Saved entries
++++++++++

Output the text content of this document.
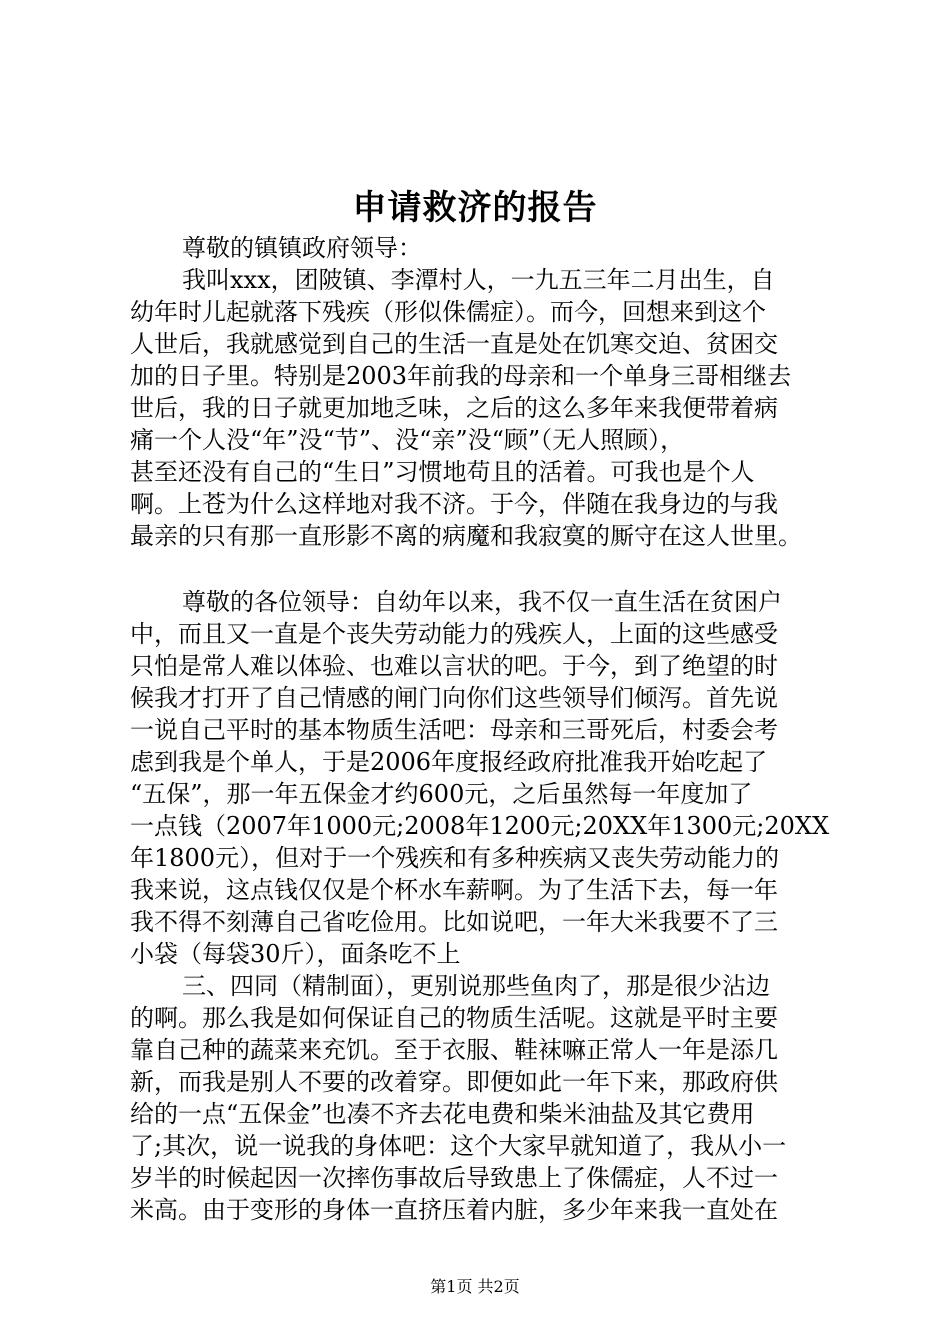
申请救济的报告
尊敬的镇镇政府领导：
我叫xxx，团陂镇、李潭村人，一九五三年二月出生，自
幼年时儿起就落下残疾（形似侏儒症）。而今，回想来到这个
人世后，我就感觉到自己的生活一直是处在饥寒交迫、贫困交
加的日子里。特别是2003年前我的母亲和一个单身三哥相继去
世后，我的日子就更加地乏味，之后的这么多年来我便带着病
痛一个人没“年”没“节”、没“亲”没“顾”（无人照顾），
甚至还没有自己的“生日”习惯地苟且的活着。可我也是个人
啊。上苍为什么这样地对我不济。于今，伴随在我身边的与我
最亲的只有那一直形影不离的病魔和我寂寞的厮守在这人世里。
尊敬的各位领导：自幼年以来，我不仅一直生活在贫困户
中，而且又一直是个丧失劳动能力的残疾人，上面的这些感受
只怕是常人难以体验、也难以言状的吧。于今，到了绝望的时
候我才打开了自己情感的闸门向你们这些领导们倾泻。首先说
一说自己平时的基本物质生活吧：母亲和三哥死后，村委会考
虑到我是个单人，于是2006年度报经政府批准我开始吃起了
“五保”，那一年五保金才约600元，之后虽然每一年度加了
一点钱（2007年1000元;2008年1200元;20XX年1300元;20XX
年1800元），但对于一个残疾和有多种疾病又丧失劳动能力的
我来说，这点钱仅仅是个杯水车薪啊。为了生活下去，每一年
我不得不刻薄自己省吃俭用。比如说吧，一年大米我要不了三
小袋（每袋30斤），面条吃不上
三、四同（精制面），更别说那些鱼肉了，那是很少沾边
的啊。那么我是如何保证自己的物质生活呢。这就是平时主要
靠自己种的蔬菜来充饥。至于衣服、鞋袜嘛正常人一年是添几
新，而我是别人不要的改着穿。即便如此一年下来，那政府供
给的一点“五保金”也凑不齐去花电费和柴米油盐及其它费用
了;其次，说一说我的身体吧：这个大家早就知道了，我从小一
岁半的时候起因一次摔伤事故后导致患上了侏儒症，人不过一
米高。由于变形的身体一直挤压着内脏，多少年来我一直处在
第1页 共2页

++++++++++

Without the pictures, extract every entry verbatim.

Output the text content of this document.
申请救济的报告
尊敬的镇镇政府领导：
我叫xxx，团陂镇、李潭村人，一九五三年二月出生，自
幼年时儿起就落下残疾（形似侏儒症）。而今，回想来到这个
人世后，我就感觉到自己的生活一直是处在饥寒交迫、贫困交
加的日子里。特别是2003年前我的母亲和一个单身三哥相继去
世后，我的日子就更加地乏味，之后的这么多年来我便带着病
痛一个人没“年”没“节”、没“亲”没“顾”（无人照顾），
甚至还没有自己的“生日”习惯地苟且的活着。可我也是个人
啊。上苍为什么这样地对我不济。于今，伴随在我身边的与我
最亲的只有那一直形影不离的病魔和我寂寞的厮守在这人世里。
尊敬的各位领导：自幼年以来，我不仅一直生活在贫困户
中，而且又一直是个丧失劳动能力的残疾人，上面的这些感受
只怕是常人难以体验、也难以言状的吧。于今，到了绝望的时
候我才打开了自己情感的闸门向你们这些领导们倾泻。首先说
一说自己平时的基本物质生活吧：母亲和三哥死后，村委会考
虑到我是个单人，于是2006年度报经政府批准我开始吃起了
“五保”，那一年五保金才约600元，之后虽然每一年度加了
一点钱（2007年1000元;2008年1200元;20XX年1300元;20XX
年1800元），但对于一个残疾和有多种疾病又丧失劳动能力的
我来说，这点钱仅仅是个杯水车薪啊。为了生活下去，每一年
我不得不刻薄自己省吃俭用。比如说吧，一年大米我要不了三
小袋（每袋30斤），面条吃不上
三、四同（精制面），更别说那些鱼肉了，那是很少沾边
的啊。那么我是如何保证自己的物质生活呢。这就是平时主要
靠自己种的蔬菜来充饥。至于衣服、鞋袜嘛正常人一年是添几
新，而我是别人不要的改着穿。即便如此一年下来，那政府供
给的一点“五保金”也凑不齐去花电费和柴米油盐及其它费用
了;其次，说一说我的身体吧：这个大家早就知道了，我从小一
岁半的时候起因一次摔伤事故后导致患上了侏儒症，人不过一
米高。由于变形的身体一直挤压着内脏，多少年来我一直处在
第1页 共2页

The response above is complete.